(begin)

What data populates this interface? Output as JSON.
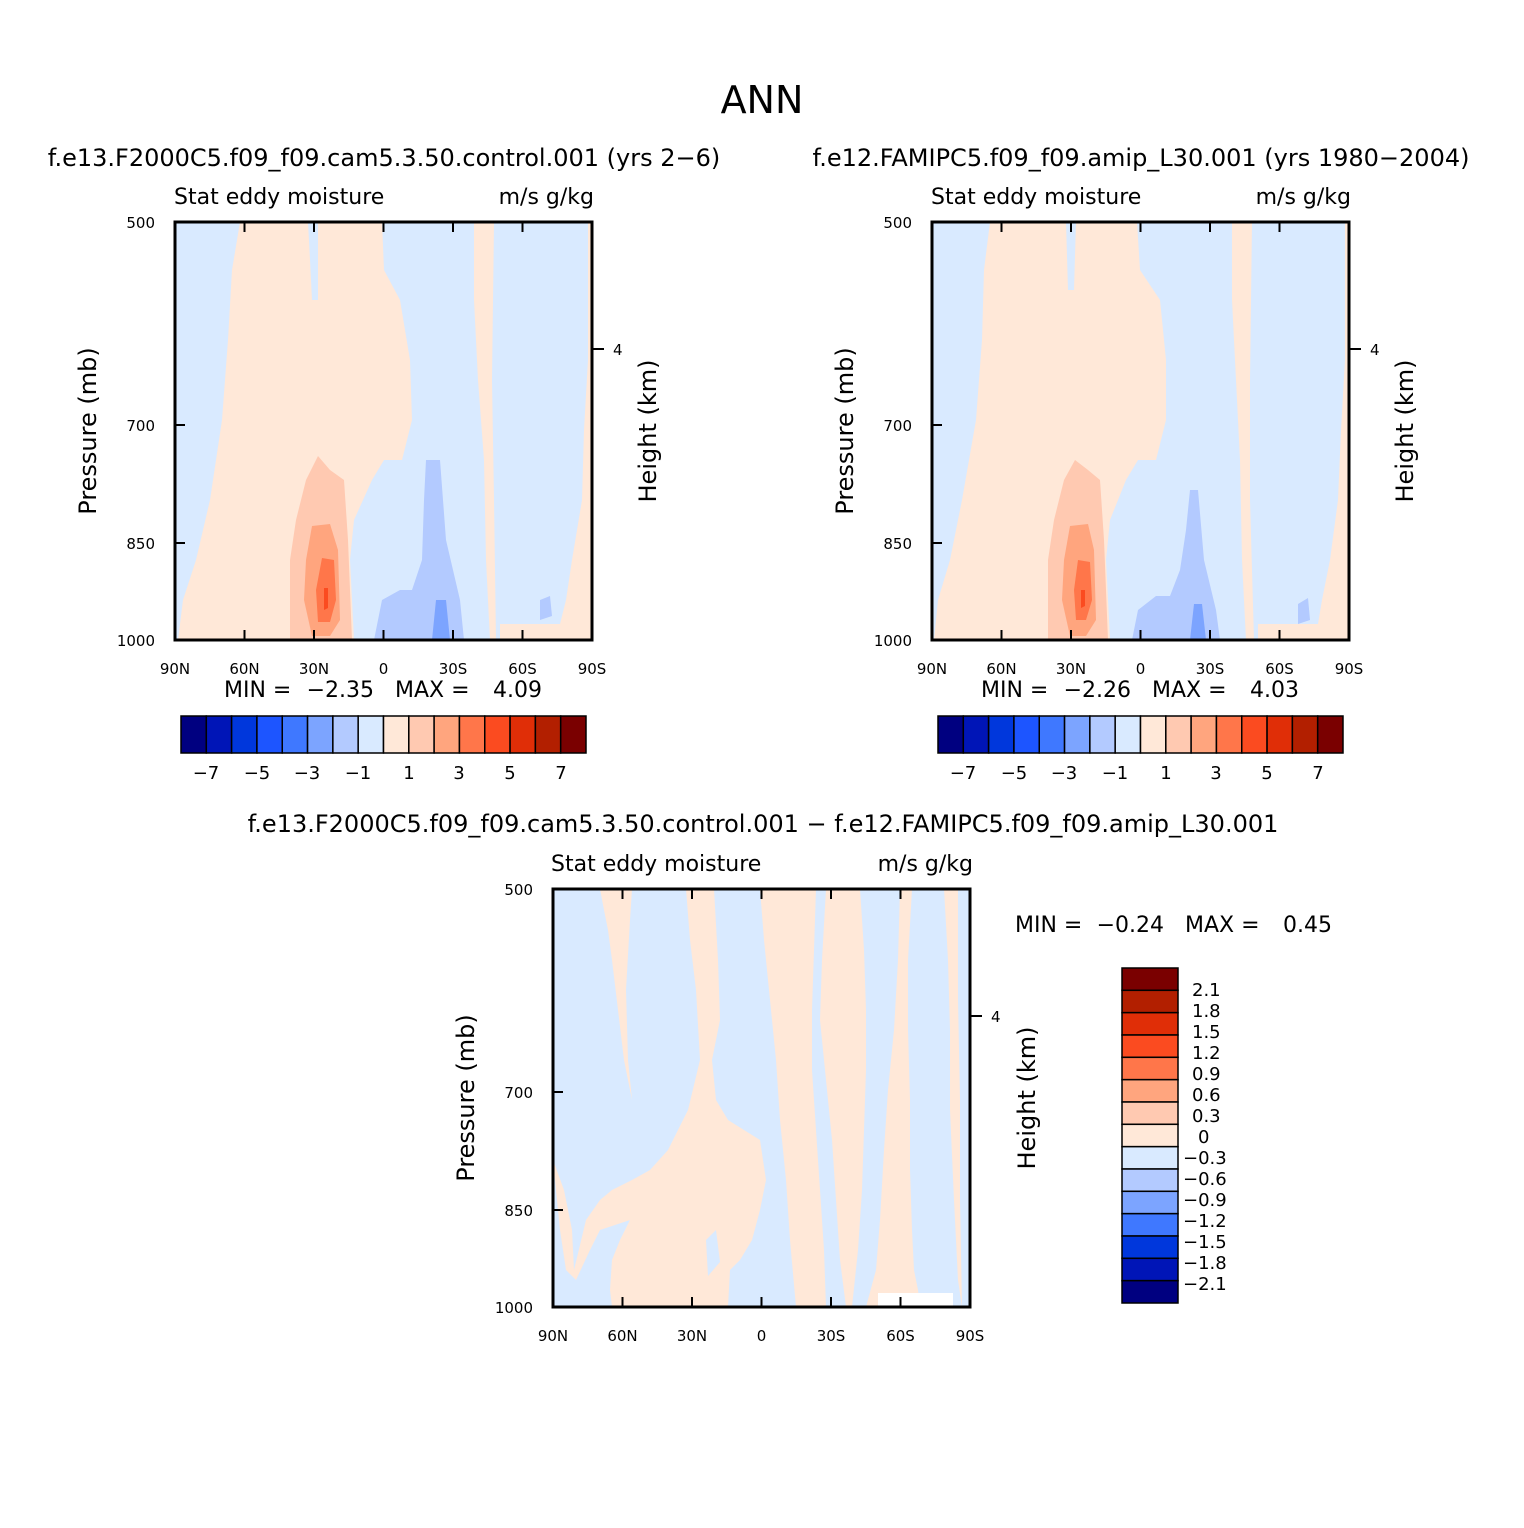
{
  "page_title": "ANN",
  "colors": {
    "bar_13": [
      "#000080",
      "#0015b7",
      "#0037dc",
      "#1d55ff",
      "#3f78ff",
      "#7ca4ff",
      "#b3caff",
      "#d9eaff",
      "#ffe8d8",
      "#ffc9b1",
      "#ffa57e",
      "#ff764a",
      "#fb4b20",
      "#e02e07",
      "#b21f00",
      "#7a0000"
    ],
    "bar_diff": [
      "#000080",
      "#0015b7",
      "#0037dc",
      "#3f78ff",
      "#7ca4ff",
      "#b3caff",
      "#d9eaff",
      "#ffe8d8",
      "#ffc9b1",
      "#ffa57e",
      "#ff764a",
      "#fb4b20",
      "#e02e07",
      "#b21f00",
      "#7a0000"
    ],
    "axis": "#000000"
  },
  "panel1": {
    "case": "f.e13.F2000C5.f09_f09.cam5.3.50.control.001 (yrs 2−6)",
    "left_label": "Stat eddy moisture",
    "right_label": "m/s g/kg",
    "ylabel": "Pressure (mb)",
    "ylabel2": "Height (km)",
    "min_label": "MIN =",
    "min_value": "−2.35",
    "max_label": "MAX =",
    "max_value": "4.09"
  },
  "panel2": {
    "case": "f.e12.FAMIPC5.f09_f09.amip_L30.001 (yrs 1980−2004)",
    "left_label": "Stat eddy moisture",
    "right_label": "m/s g/kg",
    "ylabel": "Pressure (mb)",
    "ylabel2": "Height (km)",
    "min_label": "MIN =",
    "min_value": "−2.26",
    "max_label": "MAX =",
    "max_value": "4.03"
  },
  "panel3": {
    "case": "f.e13.F2000C5.f09_f09.cam5.3.50.control.001 − f.e12.FAMIPC5.f09_f09.amip_L30.001",
    "left_label": "Stat eddy moisture",
    "right_label": "m/s g/kg",
    "ylabel": "Pressure (mb)",
    "ylabel2": "Height (km)",
    "min_label": "MIN =",
    "min_value": "−0.24",
    "max_label": "MAX =",
    "max_value": "0.45"
  },
  "axes": {
    "x_ticks": [
      "90N",
      "60N",
      "30N",
      "0",
      "30S",
      "60S",
      "90S"
    ],
    "y_ticks": [
      "500",
      "700",
      "850",
      "1000"
    ],
    "y_right_ticks": [
      "4"
    ]
  },
  "colorbar_main": {
    "labels": [
      "−7",
      "−5",
      "−3",
      "−1",
      "1",
      "3",
      "5",
      "7"
    ]
  },
  "colorbar_diff": {
    "labels": [
      "2.1",
      "1.8",
      "1.5",
      "1.2",
      "0.9",
      "0.6",
      "0.3",
      "0",
      "−0.3",
      "−0.6",
      "−0.9",
      "−1.2",
      "−1.5",
      "−1.8",
      "−2.1"
    ]
  },
  "chart_data": [
    {
      "type": "heatmap",
      "title": "f.e13.F2000C5.f09_f09.cam5.3.50.control.001 (yrs 2−6)",
      "subtitle_left": "Stat eddy moisture",
      "subtitle_right": "m/s g/kg",
      "xlabel": "",
      "ylabel": "Pressure (mb)",
      "ylabel_right": "Height (km)",
      "x": [
        90,
        60,
        30,
        0,
        -30,
        -60,
        -90
      ],
      "xlim": [
        90,
        -90
      ],
      "y_ticks": [
        500,
        700,
        850,
        1000
      ],
      "ylim": [
        500,
        1000
      ],
      "levels": [
        -7,
        -6,
        -5,
        -4,
        -3,
        -2,
        -1,
        0,
        1,
        2,
        3,
        4,
        5,
        6,
        7
      ],
      "min": -2.35,
      "max": 4.09
    },
    {
      "type": "heatmap",
      "title": "f.e12.FAMIPC5.f09_f09.amip_L30.001 (yrs 1980−2004)",
      "subtitle_left": "Stat eddy moisture",
      "subtitle_right": "m/s g/kg",
      "xlabel": "",
      "ylabel": "Pressure (mb)",
      "ylabel_right": "Height (km)",
      "x": [
        90,
        60,
        30,
        0,
        -30,
        -60,
        -90
      ],
      "xlim": [
        90,
        -90
      ],
      "y_ticks": [
        500,
        700,
        850,
        1000
      ],
      "ylim": [
        500,
        1000
      ],
      "levels": [
        -7,
        -6,
        -5,
        -4,
        -3,
        -2,
        -1,
        0,
        1,
        2,
        3,
        4,
        5,
        6,
        7
      ],
      "min": -2.26,
      "max": 4.03
    },
    {
      "type": "heatmap",
      "title": "f.e13.F2000C5.f09_f09.cam5.3.50.control.001 − f.e12.FAMIPC5.f09_f09.amip_L30.001",
      "subtitle_left": "Stat eddy moisture",
      "subtitle_right": "m/s g/kg",
      "xlabel": "",
      "ylabel": "Pressure (mb)",
      "ylabel_right": "Height (km)",
      "x": [
        90,
        60,
        30,
        0,
        -30,
        -60,
        -90
      ],
      "xlim": [
        90,
        -90
      ],
      "y_ticks": [
        500,
        700,
        850,
        1000
      ],
      "ylim": [
        500,
        1000
      ],
      "levels": [
        -2.1,
        -1.8,
        -1.5,
        -1.2,
        -0.9,
        -0.6,
        -0.3,
        0,
        0.3,
        0.6,
        0.9,
        1.2,
        1.5,
        1.8,
        2.1
      ],
      "min": -0.24,
      "max": 0.45
    }
  ]
}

(end)

_Short exercise_
Repeat every record precisely. Any picture among them stays out of the copy.

_Result of the exercise_
What data populates this interface? Output as JSON.
{
  "page_title": "ANN",
  "colors": {
    "bar_13": [
      "#000080",
      "#0015b7",
      "#0037dc",
      "#1d55ff",
      "#3f78ff",
      "#7ca4ff",
      "#b3caff",
      "#d9eaff",
      "#ffe8d8",
      "#ffc9b1",
      "#ffa57e",
      "#ff764a",
      "#fb4b20",
      "#e02e07",
      "#b21f00",
      "#7a0000"
    ],
    "bar_diff": [
      "#000080",
      "#0015b7",
      "#0037dc",
      "#3f78ff",
      "#7ca4ff",
      "#b3caff",
      "#d9eaff",
      "#ffe8d8",
      "#ffc9b1",
      "#ffa57e",
      "#ff764a",
      "#fb4b20",
      "#e02e07",
      "#b21f00",
      "#7a0000"
    ],
    "axis": "#000000"
  },
  "panel1": {
    "case": "f.e13.F2000C5.f09_f09.cam5.3.50.control.001 (yrs 2−6)",
    "left_label": "Stat eddy moisture",
    "right_label": "m/s g/kg",
    "ylabel": "Pressure (mb)",
    "ylabel2": "Height (km)",
    "min_label": "MIN =",
    "min_value": "−2.35",
    "max_label": "MAX =",
    "max_value": "4.09"
  },
  "panel2": {
    "case": "f.e12.FAMIPC5.f09_f09.amip_L30.001 (yrs 1980−2004)",
    "left_label": "Stat eddy moisture",
    "right_label": "m/s g/kg",
    "ylabel": "Pressure (mb)",
    "ylabel2": "Height (km)",
    "min_label": "MIN =",
    "min_value": "−2.26",
    "max_label": "MAX =",
    "max_value": "4.03"
  },
  "panel3": {
    "case": "f.e13.F2000C5.f09_f09.cam5.3.50.control.001 − f.e12.FAMIPC5.f09_f09.amip_L30.001",
    "left_label": "Stat eddy moisture",
    "right_label": "m/s g/kg",
    "ylabel": "Pressure (mb)",
    "ylabel2": "Height (km)",
    "min_label": "MIN =",
    "min_value": "−0.24",
    "max_label": "MAX =",
    "max_value": "0.45"
  },
  "axes": {
    "x_ticks": [
      "90N",
      "60N",
      "30N",
      "0",
      "30S",
      "60S",
      "90S"
    ],
    "y_ticks": [
      "500",
      "700",
      "850",
      "1000"
    ],
    "y_right_ticks": [
      "4"
    ]
  },
  "colorbar_main": {
    "labels": [
      "−7",
      "−5",
      "−3",
      "−1",
      "1",
      "3",
      "5",
      "7"
    ]
  },
  "colorbar_diff": {
    "labels": [
      "2.1",
      "1.8",
      "1.5",
      "1.2",
      "0.9",
      "0.6",
      "0.3",
      "0",
      "−0.3",
      "−0.6",
      "−0.9",
      "−1.2",
      "−1.5",
      "−1.8",
      "−2.1"
    ]
  },
  "chart_data": [
    {
      "type": "heatmap",
      "title": "f.e13.F2000C5.f09_f09.cam5.3.50.control.001 (yrs 2−6)",
      "subtitle_left": "Stat eddy moisture",
      "subtitle_right": "m/s g/kg",
      "xlabel": "",
      "ylabel": "Pressure (mb)",
      "ylabel_right": "Height (km)",
      "x": [
        90,
        60,
        30,
        0,
        -30,
        -60,
        -90
      ],
      "xlim": [
        90,
        -90
      ],
      "y_ticks": [
        500,
        700,
        850,
        1000
      ],
      "ylim": [
        500,
        1000
      ],
      "levels": [
        -7,
        -6,
        -5,
        -4,
        -3,
        -2,
        -1,
        0,
        1,
        2,
        3,
        4,
        5,
        6,
        7
      ],
      "min": -2.35,
      "max": 4.09
    },
    {
      "type": "heatmap",
      "title": "f.e12.FAMIPC5.f09_f09.amip_L30.001 (yrs 1980−2004)",
      "subtitle_left": "Stat eddy moisture",
      "subtitle_right": "m/s g/kg",
      "xlabel": "",
      "ylabel": "Pressure (mb)",
      "ylabel_right": "Height (km)",
      "x": [
        90,
        60,
        30,
        0,
        -30,
        -60,
        -90
      ],
      "xlim": [
        90,
        -90
      ],
      "y_ticks": [
        500,
        700,
        850,
        1000
      ],
      "ylim": [
        500,
        1000
      ],
      "levels": [
        -7,
        -6,
        -5,
        -4,
        -3,
        -2,
        -1,
        0,
        1,
        2,
        3,
        4,
        5,
        6,
        7
      ],
      "min": -2.26,
      "max": 4.03
    },
    {
      "type": "heatmap",
      "title": "f.e13.F2000C5.f09_f09.cam5.3.50.control.001 − f.e12.FAMIPC5.f09_f09.amip_L30.001",
      "subtitle_left": "Stat eddy moisture",
      "subtitle_right": "m/s g/kg",
      "xlabel": "",
      "ylabel": "Pressure (mb)",
      "ylabel_right": "Height (km)",
      "x": [
        90,
        60,
        30,
        0,
        -30,
        -60,
        -90
      ],
      "xlim": [
        90,
        -90
      ],
      "y_ticks": [
        500,
        700,
        850,
        1000
      ],
      "ylim": [
        500,
        1000
      ],
      "levels": [
        -2.1,
        -1.8,
        -1.5,
        -1.2,
        -0.9,
        -0.6,
        -0.3,
        0,
        0.3,
        0.6,
        0.9,
        1.2,
        1.5,
        1.8,
        2.1
      ],
      "min": -0.24,
      "max": 0.45
    }
  ]
}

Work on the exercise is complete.